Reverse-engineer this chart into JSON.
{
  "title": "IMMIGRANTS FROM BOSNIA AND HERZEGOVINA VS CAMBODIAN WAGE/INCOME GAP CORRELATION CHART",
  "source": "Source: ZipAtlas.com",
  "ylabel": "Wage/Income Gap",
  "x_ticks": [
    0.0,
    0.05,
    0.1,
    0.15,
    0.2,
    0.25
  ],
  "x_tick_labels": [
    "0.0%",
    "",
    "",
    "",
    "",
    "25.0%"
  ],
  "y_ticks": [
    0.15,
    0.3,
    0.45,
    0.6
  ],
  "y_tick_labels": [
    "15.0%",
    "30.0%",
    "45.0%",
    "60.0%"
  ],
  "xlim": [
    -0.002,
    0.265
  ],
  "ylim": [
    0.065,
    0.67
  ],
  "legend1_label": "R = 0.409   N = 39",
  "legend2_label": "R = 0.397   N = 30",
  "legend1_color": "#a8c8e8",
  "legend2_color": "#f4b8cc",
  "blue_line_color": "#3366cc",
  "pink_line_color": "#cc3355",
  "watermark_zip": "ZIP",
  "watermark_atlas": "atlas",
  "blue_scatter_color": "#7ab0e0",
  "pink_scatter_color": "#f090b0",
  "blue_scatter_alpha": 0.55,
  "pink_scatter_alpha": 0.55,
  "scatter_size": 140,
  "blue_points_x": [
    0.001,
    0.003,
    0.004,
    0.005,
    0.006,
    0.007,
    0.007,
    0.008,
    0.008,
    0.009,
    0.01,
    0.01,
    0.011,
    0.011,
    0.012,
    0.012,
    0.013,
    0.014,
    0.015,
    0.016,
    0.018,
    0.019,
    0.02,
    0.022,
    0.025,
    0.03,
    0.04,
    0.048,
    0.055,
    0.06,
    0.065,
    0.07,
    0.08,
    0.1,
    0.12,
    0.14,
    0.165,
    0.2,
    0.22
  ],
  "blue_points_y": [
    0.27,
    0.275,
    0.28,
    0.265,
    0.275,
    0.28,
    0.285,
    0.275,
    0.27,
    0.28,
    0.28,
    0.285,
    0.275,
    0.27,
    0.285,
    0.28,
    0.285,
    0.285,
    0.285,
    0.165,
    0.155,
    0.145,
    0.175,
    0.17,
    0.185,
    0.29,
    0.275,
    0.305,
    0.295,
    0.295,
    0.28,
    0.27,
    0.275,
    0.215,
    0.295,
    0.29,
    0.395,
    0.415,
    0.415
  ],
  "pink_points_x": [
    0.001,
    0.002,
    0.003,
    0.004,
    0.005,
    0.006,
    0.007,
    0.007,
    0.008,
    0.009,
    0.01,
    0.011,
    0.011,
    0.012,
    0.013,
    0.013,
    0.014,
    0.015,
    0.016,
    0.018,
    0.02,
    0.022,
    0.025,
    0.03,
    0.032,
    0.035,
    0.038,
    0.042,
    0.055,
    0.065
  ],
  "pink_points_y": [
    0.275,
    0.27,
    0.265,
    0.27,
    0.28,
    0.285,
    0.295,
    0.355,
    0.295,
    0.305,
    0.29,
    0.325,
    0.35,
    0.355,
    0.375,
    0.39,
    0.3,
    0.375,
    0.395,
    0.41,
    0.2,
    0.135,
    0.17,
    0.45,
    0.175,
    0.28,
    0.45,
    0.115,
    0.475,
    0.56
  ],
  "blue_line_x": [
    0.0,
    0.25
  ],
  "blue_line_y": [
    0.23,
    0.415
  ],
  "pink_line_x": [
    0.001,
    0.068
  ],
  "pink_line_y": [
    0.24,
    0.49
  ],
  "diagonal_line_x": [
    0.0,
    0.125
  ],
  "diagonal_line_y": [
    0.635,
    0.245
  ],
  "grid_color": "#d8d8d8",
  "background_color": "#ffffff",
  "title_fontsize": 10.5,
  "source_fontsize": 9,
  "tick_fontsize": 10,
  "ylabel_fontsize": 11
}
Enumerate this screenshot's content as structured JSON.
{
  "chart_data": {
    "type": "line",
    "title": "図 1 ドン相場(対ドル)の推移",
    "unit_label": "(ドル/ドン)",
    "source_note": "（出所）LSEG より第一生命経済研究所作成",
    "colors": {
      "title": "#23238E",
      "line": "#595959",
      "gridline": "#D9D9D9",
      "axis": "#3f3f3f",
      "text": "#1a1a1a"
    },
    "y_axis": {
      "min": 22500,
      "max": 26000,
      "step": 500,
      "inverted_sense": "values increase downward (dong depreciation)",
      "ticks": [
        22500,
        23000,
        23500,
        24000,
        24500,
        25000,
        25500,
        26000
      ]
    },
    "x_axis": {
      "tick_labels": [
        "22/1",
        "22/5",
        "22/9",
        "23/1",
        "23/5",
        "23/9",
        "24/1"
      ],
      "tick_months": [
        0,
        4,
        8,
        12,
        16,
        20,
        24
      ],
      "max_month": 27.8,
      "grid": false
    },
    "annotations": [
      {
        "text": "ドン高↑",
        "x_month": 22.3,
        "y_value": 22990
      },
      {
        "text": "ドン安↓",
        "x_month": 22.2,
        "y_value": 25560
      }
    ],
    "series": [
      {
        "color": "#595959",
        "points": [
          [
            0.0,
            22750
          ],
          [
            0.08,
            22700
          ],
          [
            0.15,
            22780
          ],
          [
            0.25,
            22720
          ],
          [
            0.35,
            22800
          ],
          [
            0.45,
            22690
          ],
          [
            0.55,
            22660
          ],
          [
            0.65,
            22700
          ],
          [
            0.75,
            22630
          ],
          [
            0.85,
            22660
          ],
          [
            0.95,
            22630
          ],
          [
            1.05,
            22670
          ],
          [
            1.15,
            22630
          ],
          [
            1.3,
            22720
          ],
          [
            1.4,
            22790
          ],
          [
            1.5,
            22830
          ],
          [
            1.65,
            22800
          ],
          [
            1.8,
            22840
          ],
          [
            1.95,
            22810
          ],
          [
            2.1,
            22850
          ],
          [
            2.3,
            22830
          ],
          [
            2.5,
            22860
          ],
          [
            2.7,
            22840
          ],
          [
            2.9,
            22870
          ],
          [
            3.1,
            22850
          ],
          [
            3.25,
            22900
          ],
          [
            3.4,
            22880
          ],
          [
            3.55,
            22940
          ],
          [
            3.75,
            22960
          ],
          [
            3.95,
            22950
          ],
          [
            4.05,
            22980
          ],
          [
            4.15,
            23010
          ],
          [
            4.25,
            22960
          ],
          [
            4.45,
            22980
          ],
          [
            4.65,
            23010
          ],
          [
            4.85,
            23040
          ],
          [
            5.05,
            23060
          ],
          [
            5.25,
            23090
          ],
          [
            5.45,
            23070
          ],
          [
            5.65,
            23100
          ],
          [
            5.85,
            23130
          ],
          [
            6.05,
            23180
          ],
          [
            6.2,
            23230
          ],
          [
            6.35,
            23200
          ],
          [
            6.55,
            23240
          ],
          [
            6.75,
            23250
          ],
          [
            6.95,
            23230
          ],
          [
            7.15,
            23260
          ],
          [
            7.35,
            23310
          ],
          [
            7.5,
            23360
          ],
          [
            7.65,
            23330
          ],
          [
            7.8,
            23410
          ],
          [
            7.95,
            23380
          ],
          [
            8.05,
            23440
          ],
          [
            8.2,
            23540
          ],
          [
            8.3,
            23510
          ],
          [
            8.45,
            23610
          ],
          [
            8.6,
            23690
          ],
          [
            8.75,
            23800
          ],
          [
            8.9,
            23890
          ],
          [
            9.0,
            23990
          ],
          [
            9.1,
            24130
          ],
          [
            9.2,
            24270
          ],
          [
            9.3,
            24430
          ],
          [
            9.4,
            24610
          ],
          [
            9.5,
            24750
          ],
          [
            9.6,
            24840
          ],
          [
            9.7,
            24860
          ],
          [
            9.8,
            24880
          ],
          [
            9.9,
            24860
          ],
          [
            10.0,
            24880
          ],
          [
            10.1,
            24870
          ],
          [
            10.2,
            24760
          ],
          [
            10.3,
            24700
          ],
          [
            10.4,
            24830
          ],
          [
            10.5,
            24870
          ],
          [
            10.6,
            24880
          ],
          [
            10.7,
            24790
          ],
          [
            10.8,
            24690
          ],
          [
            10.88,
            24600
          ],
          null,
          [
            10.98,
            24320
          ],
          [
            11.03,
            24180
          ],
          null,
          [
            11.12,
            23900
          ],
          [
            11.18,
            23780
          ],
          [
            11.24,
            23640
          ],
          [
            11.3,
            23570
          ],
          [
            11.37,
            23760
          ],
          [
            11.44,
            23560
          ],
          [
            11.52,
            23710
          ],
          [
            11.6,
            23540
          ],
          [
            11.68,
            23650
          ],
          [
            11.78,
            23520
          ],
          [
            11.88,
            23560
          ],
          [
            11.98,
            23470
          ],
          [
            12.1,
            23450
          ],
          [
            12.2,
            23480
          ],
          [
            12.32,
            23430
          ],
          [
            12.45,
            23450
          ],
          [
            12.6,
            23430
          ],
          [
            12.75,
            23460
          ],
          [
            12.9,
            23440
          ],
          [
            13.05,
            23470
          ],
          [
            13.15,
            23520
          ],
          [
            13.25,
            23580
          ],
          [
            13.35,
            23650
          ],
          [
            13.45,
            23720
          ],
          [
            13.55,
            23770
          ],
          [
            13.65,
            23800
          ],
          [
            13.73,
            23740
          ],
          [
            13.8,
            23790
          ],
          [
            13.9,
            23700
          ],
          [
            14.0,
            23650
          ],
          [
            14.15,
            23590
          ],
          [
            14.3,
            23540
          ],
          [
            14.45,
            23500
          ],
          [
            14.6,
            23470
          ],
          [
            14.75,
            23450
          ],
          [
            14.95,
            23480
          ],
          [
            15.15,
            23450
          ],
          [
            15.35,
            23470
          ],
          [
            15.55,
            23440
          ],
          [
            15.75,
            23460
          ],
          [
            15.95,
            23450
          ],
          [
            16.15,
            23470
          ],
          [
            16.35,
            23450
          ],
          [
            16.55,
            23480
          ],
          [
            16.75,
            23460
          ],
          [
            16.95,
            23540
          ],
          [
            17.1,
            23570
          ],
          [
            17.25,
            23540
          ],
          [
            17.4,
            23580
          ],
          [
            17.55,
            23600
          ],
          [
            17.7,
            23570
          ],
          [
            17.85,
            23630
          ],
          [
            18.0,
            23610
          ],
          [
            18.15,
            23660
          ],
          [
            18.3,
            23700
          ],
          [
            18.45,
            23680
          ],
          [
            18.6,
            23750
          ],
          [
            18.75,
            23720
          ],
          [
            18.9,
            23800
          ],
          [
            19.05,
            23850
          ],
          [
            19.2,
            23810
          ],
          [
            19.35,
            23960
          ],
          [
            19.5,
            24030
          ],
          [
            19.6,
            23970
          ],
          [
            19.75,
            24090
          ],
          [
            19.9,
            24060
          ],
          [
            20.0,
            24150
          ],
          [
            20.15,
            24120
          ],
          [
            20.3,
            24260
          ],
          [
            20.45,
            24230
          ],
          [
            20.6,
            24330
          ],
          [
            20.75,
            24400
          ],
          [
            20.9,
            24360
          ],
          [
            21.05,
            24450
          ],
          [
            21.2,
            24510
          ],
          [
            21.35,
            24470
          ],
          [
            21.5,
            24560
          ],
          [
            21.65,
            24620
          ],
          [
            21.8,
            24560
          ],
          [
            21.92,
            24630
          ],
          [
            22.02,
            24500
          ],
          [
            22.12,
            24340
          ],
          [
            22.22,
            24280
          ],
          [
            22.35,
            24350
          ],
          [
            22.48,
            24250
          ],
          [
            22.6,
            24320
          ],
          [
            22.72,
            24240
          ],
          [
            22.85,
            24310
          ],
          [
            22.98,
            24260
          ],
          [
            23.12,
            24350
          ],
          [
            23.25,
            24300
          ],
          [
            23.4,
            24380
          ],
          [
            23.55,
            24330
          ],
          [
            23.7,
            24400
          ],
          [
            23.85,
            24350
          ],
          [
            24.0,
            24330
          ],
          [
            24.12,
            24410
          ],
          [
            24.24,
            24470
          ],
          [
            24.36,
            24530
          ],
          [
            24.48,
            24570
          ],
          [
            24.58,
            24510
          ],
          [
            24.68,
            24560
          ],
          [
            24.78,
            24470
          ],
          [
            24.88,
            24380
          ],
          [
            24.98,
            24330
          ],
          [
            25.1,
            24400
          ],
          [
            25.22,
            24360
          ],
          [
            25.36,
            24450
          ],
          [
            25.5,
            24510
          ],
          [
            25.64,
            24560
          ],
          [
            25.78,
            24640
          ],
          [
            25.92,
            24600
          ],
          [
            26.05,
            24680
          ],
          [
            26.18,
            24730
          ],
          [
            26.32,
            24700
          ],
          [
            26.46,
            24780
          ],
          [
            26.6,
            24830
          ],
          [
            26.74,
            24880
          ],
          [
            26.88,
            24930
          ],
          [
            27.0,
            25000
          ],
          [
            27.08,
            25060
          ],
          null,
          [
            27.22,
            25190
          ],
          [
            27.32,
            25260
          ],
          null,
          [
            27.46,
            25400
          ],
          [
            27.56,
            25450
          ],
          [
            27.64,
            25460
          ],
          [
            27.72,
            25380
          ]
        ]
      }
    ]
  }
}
•••
== EXERCISE AIM ==
Determine the count of lines in the data above with the string "JSON" in them, and give that count alone.

== OUTPUT OF THE TASK ==
2